Short exercise>
Report back each line of the records that contains the string "freely".

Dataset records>
** Begin **
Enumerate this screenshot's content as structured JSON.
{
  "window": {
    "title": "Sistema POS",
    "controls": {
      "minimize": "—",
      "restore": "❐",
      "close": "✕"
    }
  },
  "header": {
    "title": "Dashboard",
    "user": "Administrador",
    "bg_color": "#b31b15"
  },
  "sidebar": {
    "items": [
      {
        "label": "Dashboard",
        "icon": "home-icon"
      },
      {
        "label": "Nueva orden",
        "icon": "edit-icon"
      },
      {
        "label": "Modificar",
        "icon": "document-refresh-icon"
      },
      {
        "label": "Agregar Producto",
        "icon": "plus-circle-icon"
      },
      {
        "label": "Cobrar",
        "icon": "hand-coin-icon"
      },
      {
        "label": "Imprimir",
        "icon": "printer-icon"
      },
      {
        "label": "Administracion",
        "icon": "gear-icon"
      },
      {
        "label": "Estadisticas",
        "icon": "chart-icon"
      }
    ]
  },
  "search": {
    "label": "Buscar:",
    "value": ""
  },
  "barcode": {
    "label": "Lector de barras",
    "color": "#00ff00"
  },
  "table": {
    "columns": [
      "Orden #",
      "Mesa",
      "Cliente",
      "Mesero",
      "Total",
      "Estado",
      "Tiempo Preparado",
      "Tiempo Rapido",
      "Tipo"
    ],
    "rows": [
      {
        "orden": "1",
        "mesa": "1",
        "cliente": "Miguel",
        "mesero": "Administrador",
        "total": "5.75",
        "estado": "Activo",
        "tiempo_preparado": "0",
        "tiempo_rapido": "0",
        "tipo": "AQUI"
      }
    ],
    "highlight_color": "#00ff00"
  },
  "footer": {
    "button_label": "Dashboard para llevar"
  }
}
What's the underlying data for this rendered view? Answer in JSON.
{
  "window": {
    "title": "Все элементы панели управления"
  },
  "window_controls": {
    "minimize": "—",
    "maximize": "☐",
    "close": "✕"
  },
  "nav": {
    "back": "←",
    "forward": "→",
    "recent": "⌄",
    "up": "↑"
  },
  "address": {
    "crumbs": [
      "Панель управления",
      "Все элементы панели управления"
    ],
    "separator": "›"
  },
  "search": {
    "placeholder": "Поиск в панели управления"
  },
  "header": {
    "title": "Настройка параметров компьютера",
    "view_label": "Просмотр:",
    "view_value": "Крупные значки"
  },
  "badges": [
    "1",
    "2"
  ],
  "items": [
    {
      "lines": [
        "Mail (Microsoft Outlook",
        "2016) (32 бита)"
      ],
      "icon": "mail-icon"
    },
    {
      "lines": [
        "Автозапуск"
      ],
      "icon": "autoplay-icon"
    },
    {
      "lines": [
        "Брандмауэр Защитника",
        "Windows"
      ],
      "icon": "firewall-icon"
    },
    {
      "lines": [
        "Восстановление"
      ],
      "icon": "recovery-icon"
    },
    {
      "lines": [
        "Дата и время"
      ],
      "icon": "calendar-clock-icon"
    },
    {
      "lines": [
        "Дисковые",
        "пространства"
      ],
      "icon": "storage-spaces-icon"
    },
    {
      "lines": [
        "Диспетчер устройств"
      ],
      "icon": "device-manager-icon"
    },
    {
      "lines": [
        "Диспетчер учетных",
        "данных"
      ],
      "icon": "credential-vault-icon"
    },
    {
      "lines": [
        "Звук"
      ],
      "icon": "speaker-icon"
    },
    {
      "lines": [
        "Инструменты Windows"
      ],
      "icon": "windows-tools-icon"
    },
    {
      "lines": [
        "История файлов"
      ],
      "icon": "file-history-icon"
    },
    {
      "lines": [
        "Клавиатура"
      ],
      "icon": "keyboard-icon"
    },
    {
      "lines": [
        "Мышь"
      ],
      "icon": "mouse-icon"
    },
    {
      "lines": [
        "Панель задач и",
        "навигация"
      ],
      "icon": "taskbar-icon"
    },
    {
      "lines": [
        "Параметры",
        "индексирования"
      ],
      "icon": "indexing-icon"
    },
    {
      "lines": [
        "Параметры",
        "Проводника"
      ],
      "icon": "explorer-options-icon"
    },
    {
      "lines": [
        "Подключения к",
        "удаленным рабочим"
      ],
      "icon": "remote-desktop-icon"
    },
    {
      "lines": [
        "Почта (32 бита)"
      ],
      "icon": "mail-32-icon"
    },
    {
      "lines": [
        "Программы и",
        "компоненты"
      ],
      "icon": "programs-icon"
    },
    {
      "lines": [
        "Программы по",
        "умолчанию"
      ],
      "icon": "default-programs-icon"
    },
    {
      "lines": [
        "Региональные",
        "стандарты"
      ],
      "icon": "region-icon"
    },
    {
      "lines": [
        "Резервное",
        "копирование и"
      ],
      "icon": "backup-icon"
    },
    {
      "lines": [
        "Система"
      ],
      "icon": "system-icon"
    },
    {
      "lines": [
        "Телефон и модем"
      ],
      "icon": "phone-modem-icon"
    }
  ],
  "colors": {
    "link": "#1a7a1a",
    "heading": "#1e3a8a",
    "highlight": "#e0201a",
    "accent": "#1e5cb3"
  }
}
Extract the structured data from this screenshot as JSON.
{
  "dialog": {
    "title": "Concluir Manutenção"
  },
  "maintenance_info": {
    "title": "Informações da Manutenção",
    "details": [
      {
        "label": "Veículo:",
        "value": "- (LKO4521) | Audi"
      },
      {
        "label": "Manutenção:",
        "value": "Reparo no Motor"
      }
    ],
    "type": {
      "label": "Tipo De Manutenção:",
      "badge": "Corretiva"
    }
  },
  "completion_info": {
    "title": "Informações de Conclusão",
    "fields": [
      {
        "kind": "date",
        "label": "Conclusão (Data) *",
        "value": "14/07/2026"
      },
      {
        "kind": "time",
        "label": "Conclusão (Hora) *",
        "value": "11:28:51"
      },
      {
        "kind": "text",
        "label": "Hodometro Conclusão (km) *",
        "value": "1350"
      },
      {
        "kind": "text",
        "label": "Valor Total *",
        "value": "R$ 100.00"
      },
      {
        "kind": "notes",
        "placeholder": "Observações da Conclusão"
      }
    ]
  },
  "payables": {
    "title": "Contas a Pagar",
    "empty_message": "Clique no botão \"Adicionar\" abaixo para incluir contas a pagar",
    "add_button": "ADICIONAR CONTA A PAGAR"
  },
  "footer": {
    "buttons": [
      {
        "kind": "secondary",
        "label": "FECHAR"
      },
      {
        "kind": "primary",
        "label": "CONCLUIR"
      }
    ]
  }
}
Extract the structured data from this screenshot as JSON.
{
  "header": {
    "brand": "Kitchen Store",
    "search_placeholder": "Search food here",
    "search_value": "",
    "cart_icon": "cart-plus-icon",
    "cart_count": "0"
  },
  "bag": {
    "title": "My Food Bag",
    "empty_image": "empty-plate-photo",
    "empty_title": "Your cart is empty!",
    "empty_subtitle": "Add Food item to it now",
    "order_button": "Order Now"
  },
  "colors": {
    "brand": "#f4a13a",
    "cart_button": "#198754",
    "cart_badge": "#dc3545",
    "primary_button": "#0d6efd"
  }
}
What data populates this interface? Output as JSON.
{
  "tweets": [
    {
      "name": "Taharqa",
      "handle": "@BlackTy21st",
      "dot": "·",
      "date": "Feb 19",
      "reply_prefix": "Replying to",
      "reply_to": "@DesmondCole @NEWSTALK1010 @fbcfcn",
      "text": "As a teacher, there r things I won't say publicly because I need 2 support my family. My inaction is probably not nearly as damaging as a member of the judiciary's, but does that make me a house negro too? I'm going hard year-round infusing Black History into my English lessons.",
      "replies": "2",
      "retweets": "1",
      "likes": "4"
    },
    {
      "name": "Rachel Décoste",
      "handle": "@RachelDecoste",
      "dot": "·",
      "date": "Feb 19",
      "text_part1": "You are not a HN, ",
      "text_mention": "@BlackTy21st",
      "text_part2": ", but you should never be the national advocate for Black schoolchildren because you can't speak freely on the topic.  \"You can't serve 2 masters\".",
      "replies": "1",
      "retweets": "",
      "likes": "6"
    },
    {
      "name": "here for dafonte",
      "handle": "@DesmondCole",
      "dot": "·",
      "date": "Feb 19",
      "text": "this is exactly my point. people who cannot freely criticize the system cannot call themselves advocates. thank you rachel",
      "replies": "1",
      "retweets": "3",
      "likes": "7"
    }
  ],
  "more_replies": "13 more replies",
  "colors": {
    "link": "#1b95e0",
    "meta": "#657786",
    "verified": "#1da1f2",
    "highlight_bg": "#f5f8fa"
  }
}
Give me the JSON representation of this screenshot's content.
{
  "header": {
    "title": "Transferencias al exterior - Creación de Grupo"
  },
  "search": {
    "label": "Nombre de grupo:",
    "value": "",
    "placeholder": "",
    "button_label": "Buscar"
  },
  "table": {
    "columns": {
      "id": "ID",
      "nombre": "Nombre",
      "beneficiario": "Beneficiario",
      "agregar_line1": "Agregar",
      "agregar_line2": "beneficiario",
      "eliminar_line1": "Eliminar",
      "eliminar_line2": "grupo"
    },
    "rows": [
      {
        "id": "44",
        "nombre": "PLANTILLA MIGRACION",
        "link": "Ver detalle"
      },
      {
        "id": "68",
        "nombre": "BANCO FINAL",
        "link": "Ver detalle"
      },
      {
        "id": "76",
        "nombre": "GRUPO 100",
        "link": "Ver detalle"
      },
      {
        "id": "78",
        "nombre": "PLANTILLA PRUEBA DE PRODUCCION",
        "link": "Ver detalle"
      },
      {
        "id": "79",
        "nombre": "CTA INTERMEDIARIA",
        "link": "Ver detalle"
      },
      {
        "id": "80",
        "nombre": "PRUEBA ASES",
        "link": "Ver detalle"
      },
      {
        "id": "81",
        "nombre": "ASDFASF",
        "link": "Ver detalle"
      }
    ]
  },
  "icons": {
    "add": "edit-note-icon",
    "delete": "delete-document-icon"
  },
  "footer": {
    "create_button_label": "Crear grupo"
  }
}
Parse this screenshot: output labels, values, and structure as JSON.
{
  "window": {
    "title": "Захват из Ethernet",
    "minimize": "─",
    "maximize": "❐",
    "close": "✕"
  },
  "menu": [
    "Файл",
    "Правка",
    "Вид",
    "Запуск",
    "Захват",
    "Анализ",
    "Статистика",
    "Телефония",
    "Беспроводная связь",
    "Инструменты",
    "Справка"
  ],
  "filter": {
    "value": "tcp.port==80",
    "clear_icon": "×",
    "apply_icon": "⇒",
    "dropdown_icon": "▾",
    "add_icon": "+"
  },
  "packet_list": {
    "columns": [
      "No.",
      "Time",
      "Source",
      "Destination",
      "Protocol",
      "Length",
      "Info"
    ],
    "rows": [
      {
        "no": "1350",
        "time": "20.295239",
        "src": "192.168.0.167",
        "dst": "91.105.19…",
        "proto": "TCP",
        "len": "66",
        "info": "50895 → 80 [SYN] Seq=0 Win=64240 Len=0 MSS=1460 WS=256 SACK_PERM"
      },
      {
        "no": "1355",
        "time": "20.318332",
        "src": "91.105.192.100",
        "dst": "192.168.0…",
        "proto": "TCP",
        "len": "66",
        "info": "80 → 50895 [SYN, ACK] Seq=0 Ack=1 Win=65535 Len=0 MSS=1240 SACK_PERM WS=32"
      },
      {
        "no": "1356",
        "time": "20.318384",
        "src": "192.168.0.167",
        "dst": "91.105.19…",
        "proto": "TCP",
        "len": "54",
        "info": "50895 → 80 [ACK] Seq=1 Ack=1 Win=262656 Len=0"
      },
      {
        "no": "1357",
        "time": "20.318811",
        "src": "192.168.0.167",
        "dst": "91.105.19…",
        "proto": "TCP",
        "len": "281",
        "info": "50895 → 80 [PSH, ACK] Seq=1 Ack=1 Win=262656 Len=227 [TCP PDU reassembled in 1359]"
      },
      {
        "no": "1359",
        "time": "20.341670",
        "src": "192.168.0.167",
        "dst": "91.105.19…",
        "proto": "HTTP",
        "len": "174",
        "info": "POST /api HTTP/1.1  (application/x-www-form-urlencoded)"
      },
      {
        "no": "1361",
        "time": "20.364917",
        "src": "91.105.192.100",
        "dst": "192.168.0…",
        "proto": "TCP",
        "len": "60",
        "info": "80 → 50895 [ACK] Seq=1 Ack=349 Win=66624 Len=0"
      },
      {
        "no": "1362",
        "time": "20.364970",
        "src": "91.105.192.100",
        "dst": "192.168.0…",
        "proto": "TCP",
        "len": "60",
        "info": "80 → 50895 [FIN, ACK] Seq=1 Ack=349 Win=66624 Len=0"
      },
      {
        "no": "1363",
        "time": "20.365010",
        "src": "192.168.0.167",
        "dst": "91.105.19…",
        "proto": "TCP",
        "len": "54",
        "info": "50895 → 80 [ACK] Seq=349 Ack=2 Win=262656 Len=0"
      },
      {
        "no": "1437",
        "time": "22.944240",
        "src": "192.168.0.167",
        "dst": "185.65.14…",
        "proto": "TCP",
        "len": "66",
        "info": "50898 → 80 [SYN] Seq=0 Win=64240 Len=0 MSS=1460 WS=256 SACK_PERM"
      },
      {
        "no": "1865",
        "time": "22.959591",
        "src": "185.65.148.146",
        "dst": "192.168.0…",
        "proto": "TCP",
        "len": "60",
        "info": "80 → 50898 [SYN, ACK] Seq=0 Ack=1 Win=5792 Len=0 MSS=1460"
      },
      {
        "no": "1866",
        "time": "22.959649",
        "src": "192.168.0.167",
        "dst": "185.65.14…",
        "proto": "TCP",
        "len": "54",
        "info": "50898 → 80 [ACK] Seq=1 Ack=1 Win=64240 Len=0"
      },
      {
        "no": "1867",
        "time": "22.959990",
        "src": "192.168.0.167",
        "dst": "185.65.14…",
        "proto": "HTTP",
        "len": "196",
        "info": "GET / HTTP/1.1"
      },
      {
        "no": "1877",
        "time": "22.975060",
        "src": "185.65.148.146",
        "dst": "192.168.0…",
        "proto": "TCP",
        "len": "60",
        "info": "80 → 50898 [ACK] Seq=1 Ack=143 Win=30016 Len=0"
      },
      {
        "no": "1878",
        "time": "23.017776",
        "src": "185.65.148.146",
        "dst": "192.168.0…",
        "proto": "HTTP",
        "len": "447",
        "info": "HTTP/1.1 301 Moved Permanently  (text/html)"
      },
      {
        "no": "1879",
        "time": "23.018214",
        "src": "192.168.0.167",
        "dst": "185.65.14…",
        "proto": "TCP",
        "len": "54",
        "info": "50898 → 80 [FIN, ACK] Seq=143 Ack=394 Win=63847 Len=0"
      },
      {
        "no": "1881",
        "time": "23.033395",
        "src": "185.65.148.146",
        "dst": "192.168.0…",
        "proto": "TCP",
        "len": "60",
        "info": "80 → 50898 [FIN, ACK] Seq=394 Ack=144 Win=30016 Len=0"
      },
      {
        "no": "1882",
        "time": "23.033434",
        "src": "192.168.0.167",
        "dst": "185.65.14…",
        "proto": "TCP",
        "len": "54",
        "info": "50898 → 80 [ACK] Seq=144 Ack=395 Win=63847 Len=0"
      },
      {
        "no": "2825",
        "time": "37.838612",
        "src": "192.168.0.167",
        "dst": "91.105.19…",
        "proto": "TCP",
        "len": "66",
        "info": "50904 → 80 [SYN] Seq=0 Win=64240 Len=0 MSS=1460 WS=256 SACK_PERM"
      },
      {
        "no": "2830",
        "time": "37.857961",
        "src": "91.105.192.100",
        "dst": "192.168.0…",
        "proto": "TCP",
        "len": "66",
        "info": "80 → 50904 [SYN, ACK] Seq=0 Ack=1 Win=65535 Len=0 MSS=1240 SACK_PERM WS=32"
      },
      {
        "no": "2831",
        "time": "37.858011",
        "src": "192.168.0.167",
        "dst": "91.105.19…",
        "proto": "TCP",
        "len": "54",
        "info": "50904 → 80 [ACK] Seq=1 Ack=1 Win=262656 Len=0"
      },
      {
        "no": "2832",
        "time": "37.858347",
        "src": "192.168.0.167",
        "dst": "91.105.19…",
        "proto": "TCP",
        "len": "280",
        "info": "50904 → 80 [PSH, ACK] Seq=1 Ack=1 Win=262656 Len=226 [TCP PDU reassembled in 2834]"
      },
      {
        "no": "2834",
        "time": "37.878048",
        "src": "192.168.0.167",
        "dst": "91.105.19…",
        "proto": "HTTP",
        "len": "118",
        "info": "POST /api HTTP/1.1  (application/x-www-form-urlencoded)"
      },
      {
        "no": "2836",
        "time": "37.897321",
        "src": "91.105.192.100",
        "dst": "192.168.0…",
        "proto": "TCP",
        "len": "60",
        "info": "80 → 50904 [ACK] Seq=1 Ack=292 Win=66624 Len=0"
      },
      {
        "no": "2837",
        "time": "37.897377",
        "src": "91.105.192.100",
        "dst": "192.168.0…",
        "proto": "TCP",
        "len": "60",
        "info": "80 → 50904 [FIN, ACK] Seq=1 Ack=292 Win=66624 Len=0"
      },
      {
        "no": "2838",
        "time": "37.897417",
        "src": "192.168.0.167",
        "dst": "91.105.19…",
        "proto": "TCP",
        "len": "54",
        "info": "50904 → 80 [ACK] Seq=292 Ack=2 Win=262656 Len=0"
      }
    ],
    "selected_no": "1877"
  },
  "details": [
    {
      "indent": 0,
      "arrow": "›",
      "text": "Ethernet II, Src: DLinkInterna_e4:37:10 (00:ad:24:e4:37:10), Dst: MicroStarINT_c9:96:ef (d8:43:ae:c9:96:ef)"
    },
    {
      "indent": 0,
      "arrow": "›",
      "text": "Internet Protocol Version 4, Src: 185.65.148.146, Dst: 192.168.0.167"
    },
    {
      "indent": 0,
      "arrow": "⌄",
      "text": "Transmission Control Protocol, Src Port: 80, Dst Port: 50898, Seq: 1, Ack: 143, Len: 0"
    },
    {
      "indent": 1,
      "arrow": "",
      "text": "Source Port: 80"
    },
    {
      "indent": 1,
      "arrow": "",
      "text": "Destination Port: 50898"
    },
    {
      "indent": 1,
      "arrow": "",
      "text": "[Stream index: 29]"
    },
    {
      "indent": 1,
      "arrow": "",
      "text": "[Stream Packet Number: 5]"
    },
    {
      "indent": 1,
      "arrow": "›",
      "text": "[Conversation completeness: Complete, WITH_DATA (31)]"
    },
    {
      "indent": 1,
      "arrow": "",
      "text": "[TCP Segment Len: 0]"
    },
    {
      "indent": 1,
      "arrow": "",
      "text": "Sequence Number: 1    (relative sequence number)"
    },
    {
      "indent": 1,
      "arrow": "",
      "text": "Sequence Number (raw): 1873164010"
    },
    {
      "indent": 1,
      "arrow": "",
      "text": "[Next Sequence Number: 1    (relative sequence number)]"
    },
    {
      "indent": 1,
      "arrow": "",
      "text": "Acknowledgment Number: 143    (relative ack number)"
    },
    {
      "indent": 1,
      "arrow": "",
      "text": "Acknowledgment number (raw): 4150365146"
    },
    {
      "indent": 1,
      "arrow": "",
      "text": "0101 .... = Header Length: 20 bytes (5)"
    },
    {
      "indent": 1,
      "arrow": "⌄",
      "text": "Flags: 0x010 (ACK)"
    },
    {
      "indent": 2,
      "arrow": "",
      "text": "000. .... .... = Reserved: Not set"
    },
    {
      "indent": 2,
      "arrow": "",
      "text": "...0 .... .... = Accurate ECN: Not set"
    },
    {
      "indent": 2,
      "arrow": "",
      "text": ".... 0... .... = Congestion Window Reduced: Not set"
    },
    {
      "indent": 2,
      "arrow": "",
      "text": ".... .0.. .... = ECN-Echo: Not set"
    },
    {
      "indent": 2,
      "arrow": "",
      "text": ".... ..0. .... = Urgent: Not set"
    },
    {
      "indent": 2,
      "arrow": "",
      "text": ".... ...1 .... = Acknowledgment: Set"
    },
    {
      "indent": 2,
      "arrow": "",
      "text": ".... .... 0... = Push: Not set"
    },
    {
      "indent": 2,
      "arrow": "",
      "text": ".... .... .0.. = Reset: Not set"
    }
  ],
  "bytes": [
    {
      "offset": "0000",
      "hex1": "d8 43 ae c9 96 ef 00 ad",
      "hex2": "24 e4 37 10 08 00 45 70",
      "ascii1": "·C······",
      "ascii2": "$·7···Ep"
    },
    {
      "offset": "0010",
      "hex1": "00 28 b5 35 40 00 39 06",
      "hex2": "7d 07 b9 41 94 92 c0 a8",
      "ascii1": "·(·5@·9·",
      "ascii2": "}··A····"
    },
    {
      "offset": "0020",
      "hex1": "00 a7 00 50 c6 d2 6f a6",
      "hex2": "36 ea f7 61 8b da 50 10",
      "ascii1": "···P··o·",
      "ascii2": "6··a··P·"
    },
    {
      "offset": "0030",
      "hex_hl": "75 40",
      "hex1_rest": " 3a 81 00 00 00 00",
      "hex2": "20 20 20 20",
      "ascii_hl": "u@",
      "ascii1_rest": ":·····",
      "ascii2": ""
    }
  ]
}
** End **
Written solution>
      "text_part2": ", but you should never be the national advocate for Black schoolchildren because you can't speak freely on the topic.  \"You can't serve 2 masters\".",
      "text": "this is exactly my point. people who cannot freely criticize the system cannot call themselves advocates. thank you rachel",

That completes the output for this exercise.